# Source text
==============================

Shelby is the most dramatic character in the group because she comes to the Amber Beach Museum with an intense interest in dinosaurs and a highly developed knowledge of the subject and resents having to work in the cafeteria when she could be putting her knowledge to use in the museum’s exhibits and educational programs. She has an initially prickly relationship with Kendall, which reflects the dynamic that often plays out in office settings when black women have white female bosses. In the episode, “Let Sleeping Zords Lie” (Dino Charge #7), Shelby’s complaints about being underestimated lead to a change in their working relationship. Things further improve over the course of the two seasons and by the third episode of Dino Super Charge, “Nightmare in Amber Beach,” Shelby is seen leading tours of the museum for visiting classes, maybe not the promotion she wanted, but a good start.

Shelby also has a contentious relationship with her father, Mr. Watkins, an entrepreneur who wants her to forget about dinosaurs and pursue a degree in business and follow him into the family ice cream business, which he’d started from scratch and developed into a nationwide sensation. In one great scene in “Nightmare in Amber Beach,” Mr. Watkins (James Gaylyn) puts together a delicious-looking burger deluxe in the cafeteria kitchen to give the rangers a quick demonstration on how to improve both quality and profits.

==============================

# Given data

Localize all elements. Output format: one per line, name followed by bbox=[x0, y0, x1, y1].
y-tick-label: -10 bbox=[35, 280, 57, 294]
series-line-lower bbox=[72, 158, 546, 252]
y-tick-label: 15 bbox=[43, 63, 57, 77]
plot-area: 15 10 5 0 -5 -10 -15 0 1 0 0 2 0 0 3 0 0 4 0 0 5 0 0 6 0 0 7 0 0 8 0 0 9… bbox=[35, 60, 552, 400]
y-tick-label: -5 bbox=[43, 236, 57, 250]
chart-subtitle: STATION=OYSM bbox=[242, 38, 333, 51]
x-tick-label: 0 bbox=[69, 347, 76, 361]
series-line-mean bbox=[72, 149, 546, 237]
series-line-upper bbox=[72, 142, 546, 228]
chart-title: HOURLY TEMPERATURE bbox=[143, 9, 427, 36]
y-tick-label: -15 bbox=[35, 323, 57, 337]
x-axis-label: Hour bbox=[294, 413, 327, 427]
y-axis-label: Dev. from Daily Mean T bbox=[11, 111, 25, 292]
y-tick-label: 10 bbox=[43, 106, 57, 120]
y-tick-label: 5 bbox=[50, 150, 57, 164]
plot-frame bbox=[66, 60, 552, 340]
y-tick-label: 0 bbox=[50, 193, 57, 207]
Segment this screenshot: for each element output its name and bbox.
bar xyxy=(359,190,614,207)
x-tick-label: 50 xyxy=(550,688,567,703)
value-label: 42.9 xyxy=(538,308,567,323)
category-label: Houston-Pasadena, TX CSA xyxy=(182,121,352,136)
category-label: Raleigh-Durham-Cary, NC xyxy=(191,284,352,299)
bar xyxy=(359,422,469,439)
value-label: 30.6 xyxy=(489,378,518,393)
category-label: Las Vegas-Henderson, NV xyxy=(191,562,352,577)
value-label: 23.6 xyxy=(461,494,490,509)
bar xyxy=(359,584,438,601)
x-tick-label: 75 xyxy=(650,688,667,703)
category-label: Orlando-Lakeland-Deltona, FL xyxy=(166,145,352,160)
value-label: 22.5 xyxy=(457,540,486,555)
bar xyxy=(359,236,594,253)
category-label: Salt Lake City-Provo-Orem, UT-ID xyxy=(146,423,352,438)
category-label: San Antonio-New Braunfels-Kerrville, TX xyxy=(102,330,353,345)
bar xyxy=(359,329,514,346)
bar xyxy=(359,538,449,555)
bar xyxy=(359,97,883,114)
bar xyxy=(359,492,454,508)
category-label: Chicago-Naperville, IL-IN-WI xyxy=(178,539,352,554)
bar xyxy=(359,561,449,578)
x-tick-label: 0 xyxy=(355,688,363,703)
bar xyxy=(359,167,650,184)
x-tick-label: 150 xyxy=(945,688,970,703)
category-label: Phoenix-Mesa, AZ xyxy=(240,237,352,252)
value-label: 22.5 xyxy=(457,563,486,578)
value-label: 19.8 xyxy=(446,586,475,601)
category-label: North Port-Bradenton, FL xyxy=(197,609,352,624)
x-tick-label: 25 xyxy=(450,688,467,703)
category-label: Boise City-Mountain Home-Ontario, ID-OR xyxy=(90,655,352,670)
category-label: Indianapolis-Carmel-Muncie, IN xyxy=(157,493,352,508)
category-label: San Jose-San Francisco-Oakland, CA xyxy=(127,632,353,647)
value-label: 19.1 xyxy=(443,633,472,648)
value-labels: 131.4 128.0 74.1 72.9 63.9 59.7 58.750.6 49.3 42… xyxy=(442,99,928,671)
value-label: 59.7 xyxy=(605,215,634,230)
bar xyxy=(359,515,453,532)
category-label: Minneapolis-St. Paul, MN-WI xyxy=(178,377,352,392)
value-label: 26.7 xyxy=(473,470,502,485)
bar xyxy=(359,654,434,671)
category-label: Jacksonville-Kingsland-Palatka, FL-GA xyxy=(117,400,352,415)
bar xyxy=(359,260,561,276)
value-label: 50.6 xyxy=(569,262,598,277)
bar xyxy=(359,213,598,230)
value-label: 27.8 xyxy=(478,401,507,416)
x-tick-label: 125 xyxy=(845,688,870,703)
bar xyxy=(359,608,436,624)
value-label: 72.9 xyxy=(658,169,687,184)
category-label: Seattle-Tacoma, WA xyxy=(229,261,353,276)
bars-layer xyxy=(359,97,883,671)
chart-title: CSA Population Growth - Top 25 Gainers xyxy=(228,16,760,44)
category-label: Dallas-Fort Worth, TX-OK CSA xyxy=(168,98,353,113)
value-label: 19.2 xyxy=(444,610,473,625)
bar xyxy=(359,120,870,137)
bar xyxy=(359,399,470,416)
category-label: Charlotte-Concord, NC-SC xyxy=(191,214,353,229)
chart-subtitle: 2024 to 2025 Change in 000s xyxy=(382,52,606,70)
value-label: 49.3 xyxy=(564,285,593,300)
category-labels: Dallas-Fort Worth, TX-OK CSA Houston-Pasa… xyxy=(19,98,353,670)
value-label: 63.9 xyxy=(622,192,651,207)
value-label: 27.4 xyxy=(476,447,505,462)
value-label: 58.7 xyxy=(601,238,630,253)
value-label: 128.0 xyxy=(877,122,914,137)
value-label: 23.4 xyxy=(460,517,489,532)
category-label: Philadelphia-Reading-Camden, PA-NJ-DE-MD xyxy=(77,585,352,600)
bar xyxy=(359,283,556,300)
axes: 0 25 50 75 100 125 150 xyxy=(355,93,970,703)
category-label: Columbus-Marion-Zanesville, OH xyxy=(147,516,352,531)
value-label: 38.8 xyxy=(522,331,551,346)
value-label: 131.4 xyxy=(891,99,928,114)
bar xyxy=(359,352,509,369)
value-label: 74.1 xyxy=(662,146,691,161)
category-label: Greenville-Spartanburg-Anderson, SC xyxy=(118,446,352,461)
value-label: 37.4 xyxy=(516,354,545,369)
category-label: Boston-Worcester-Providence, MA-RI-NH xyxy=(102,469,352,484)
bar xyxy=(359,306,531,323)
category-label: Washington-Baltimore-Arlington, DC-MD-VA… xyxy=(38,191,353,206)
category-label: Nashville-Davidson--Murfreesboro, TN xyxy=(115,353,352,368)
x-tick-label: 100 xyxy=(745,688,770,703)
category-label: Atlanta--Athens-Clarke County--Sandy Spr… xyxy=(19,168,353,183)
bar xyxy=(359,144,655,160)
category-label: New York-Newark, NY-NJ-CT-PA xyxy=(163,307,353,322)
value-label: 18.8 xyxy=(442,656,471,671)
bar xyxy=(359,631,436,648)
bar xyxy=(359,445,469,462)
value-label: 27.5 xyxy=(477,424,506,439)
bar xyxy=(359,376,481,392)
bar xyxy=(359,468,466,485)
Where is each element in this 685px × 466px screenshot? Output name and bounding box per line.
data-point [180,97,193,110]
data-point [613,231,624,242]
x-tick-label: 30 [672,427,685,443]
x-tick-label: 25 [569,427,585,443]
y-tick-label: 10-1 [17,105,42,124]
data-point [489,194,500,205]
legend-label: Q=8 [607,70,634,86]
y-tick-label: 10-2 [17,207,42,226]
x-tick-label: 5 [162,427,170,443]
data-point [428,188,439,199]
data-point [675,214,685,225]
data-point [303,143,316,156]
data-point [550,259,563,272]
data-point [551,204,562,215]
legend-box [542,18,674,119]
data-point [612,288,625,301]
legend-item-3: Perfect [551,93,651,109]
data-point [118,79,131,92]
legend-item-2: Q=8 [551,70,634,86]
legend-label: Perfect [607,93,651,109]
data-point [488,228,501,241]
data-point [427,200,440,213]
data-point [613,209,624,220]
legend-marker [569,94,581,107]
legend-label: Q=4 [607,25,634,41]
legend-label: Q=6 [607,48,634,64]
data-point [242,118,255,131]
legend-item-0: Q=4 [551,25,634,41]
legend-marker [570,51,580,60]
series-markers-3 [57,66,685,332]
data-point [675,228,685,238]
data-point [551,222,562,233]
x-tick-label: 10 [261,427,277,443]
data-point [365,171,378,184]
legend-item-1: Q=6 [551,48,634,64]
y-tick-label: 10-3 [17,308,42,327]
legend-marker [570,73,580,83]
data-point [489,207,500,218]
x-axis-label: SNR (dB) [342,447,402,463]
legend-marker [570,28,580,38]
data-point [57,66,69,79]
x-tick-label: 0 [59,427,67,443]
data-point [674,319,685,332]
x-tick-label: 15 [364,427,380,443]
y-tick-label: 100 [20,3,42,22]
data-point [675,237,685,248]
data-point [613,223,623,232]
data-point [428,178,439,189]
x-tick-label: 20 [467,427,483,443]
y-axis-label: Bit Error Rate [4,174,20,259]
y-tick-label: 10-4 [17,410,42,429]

==============================

# Problems and tasks
(1) In the passage about Shelby, where is she seen leading tours of the museum for visiting classes?
(2) Copy part of the passage about Shelby without changes, beginning at the words "Shelby also has" and stopping after the words "quality and profits.".

# Per-task answers
(1) In "Nightmare in Amber Beach," the third episode of Dino Super Charge.

(2)
Shelby also has a contentious relationship with her father, Mr. Watkins, an entrepreneur who wants her to forget about dinosaurs and pursue a degree in business and follow him into the family ice cream business, which he’d started from scratch and developed into a nationwide sensation. In one great scene in “Nightmare in Amber Beach,” Mr. Watkins (James Gaylyn) puts together a delicious-looking burger deluxe in the cafeteria kitchen to give the rangers a quick demonstration on how to improve both quality and profits.